* [INPUT RECORDS]
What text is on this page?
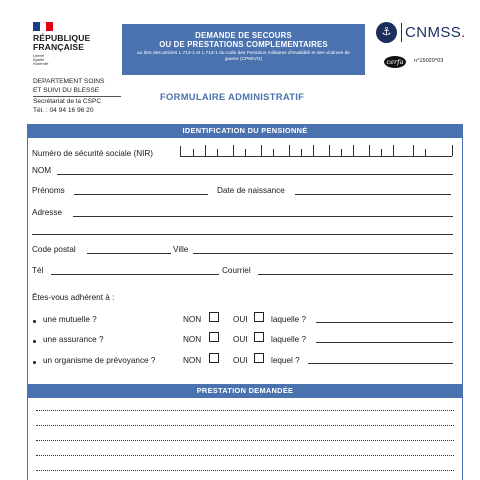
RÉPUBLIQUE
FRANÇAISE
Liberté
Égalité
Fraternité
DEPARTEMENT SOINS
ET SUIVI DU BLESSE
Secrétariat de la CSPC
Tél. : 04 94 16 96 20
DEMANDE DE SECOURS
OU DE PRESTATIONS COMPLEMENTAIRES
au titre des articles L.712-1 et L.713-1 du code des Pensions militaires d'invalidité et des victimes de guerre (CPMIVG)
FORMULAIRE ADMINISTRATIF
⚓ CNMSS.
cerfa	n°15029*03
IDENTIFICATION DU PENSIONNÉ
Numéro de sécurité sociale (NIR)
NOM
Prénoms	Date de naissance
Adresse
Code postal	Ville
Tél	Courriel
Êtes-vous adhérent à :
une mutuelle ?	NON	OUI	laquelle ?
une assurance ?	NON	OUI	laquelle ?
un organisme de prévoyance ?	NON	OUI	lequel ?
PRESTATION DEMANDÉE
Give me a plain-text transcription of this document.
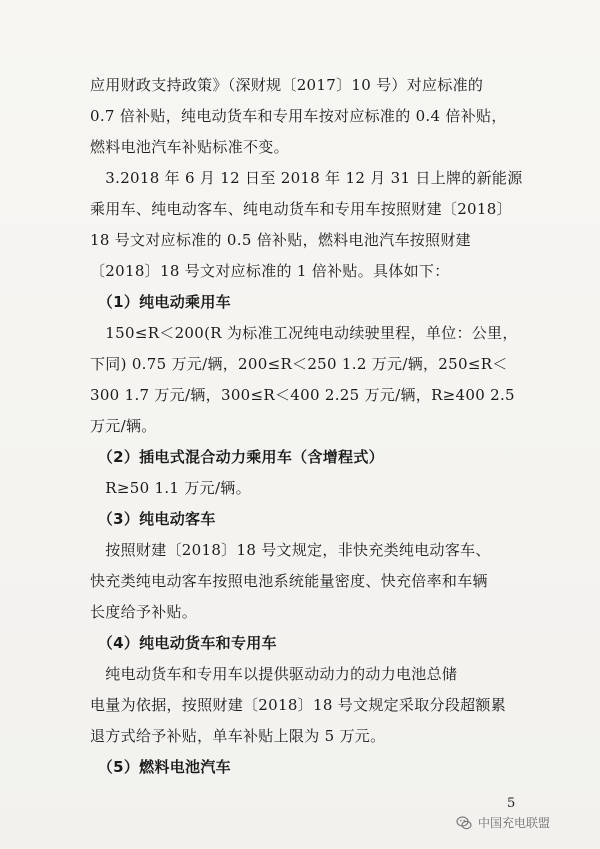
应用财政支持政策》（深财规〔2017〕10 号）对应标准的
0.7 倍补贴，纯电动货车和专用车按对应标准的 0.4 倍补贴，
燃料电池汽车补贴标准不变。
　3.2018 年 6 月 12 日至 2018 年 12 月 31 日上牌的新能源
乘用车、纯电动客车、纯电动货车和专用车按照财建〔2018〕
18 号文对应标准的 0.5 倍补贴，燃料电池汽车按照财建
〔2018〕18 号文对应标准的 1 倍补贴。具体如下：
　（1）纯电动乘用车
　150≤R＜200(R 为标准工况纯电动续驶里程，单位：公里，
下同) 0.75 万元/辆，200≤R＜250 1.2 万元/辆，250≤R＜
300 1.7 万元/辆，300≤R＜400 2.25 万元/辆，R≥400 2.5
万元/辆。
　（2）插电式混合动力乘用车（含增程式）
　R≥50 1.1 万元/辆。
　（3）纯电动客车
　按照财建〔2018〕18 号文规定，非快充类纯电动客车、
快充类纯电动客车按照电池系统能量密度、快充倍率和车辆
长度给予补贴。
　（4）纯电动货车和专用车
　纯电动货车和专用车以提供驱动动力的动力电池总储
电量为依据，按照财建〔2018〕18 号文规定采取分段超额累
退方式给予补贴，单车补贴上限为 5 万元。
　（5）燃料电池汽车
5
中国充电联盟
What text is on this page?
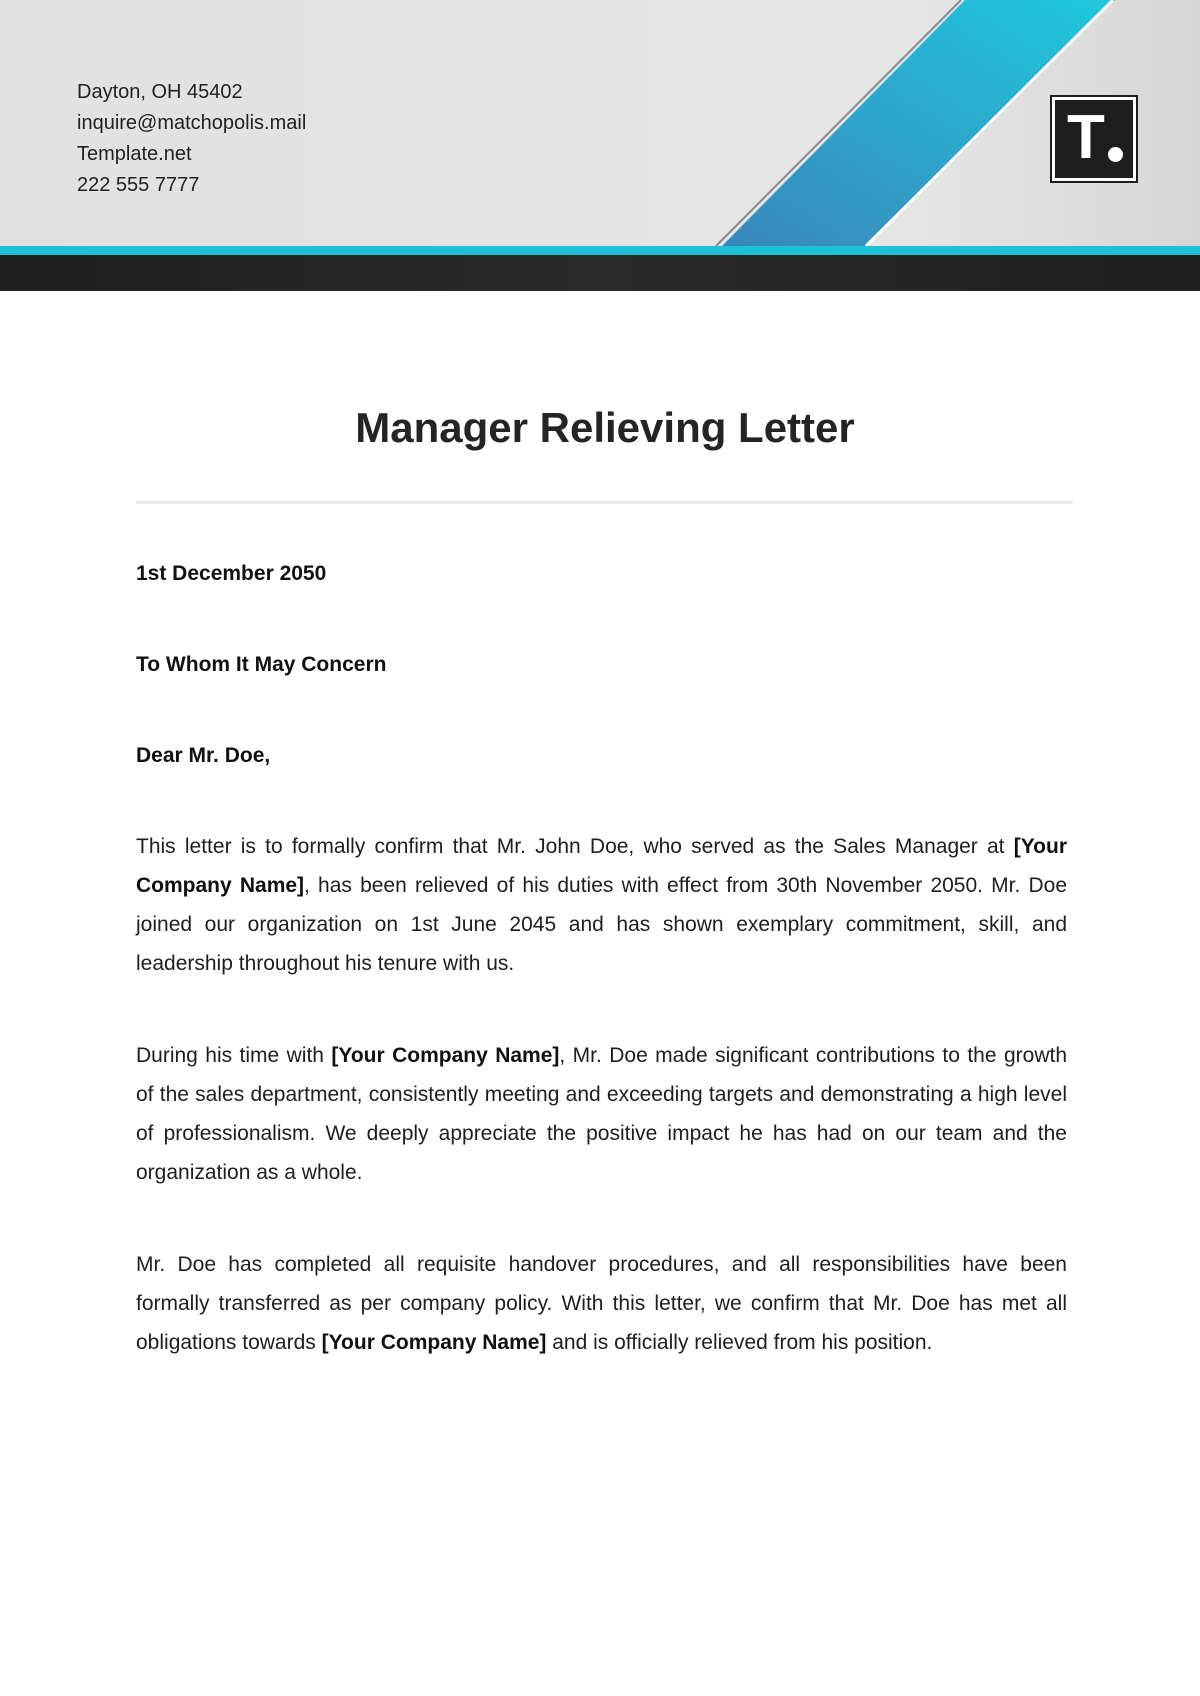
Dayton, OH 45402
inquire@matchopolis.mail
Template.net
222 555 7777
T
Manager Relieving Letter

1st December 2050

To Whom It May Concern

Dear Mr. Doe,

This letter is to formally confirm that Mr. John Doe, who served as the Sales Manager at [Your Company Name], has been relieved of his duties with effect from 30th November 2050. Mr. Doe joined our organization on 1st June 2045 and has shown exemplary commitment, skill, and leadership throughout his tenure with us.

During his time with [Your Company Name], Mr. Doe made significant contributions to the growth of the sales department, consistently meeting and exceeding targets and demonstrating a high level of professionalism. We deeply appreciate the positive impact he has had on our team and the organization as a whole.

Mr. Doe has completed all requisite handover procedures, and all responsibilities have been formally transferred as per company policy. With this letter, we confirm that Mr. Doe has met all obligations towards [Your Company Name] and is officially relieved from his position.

---

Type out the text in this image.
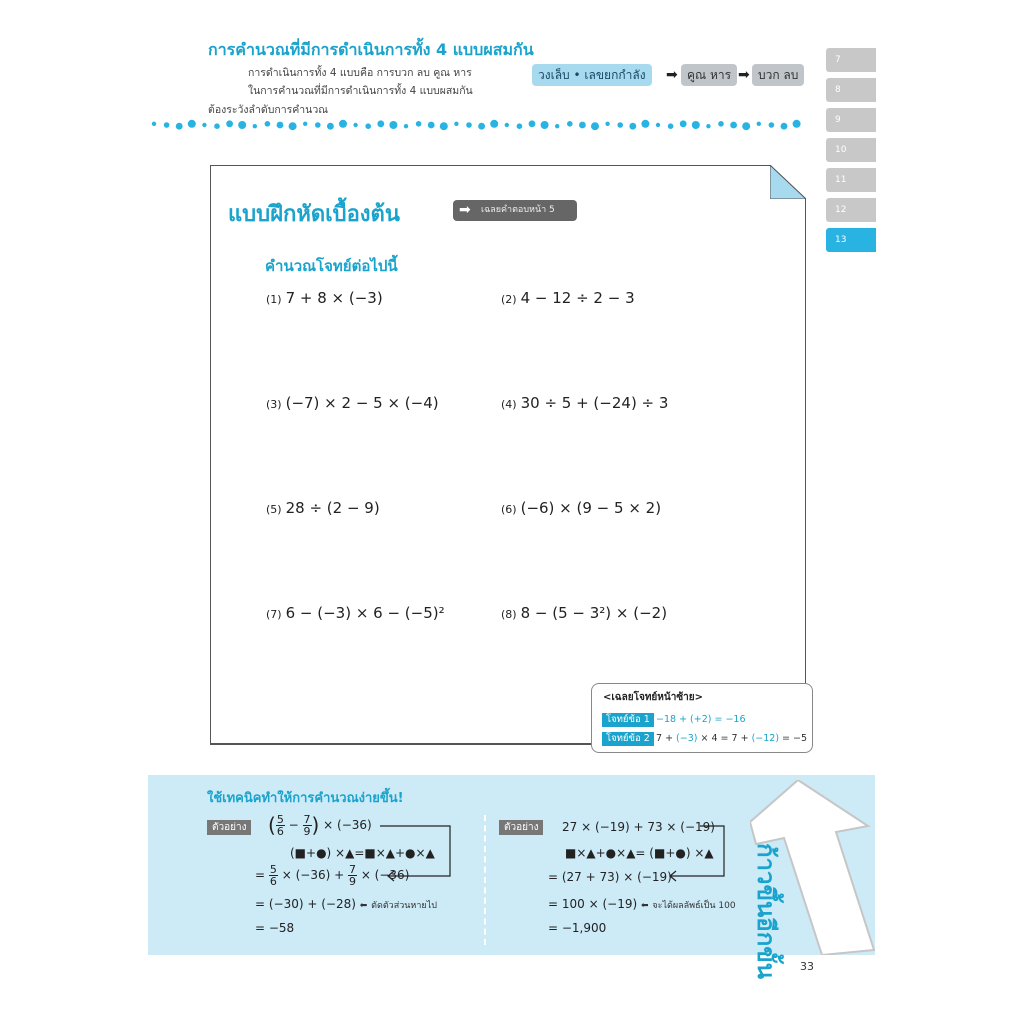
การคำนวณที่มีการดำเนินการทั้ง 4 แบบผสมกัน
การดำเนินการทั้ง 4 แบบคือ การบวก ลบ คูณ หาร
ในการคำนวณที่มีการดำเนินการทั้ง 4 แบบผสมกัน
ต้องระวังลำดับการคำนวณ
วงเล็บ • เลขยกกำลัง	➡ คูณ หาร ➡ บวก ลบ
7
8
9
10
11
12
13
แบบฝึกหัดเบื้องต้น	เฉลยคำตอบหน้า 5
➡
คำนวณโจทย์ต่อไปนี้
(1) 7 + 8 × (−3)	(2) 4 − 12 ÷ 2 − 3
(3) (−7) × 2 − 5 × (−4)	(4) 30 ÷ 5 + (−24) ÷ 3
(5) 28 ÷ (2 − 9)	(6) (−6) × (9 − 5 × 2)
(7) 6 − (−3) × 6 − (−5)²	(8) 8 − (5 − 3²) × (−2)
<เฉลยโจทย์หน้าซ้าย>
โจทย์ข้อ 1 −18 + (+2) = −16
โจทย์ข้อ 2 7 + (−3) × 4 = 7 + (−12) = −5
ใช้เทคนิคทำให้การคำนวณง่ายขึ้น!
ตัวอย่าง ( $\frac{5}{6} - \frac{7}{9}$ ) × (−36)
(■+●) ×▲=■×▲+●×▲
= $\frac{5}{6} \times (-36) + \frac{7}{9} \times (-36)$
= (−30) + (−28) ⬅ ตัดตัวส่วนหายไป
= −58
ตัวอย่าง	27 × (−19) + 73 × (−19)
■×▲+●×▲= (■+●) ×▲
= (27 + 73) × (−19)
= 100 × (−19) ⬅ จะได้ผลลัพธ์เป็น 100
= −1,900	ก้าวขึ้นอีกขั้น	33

...

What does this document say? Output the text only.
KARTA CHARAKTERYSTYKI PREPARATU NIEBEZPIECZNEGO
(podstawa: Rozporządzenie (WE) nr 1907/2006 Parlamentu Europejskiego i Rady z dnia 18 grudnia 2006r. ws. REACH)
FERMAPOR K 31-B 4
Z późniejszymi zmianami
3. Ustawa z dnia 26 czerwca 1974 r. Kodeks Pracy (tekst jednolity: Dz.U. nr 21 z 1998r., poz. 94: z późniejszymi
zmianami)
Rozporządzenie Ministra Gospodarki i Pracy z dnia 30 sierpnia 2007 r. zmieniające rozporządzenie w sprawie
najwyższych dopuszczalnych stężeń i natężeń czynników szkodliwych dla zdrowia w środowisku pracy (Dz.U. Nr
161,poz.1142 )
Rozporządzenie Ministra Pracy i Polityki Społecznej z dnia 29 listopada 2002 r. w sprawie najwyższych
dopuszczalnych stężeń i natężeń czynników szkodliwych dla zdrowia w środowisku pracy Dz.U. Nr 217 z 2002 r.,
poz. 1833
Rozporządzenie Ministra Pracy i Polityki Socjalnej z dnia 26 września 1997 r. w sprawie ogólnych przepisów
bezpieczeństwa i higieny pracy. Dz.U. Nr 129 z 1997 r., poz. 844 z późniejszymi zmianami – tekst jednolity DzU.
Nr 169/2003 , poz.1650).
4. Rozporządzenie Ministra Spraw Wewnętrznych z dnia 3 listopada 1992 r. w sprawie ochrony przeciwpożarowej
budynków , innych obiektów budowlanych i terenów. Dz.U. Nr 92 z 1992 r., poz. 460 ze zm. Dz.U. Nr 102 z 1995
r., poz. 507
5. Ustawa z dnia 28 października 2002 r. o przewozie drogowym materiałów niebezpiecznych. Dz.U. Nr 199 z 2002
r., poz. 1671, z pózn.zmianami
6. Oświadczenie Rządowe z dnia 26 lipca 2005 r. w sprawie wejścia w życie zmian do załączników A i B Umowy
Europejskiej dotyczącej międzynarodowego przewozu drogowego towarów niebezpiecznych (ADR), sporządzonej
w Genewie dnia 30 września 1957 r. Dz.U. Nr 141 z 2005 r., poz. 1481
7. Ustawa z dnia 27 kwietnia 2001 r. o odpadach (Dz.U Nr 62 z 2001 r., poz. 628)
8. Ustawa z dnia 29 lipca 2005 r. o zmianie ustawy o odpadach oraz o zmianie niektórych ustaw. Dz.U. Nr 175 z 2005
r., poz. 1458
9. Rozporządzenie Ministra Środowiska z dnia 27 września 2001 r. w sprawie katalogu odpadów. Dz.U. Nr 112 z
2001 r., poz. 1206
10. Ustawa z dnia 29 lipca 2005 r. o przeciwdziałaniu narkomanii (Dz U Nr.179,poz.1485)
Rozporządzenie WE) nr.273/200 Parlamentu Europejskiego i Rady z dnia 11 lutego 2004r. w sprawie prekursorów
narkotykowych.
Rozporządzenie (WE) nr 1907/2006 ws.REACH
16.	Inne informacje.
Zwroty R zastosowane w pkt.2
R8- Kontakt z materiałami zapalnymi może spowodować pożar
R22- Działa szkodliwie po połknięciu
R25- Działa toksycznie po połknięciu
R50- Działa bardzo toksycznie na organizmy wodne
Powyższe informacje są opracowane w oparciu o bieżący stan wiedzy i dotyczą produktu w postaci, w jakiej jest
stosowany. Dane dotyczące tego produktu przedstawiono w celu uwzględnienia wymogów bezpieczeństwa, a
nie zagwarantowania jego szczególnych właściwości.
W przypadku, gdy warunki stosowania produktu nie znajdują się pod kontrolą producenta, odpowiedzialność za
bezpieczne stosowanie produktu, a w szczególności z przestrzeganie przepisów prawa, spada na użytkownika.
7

* [YOUR OBJECTIVE] Tally the lines of the records holding the word "jednolity", then state only the tally.

* [CORRECT OUTPUT] 2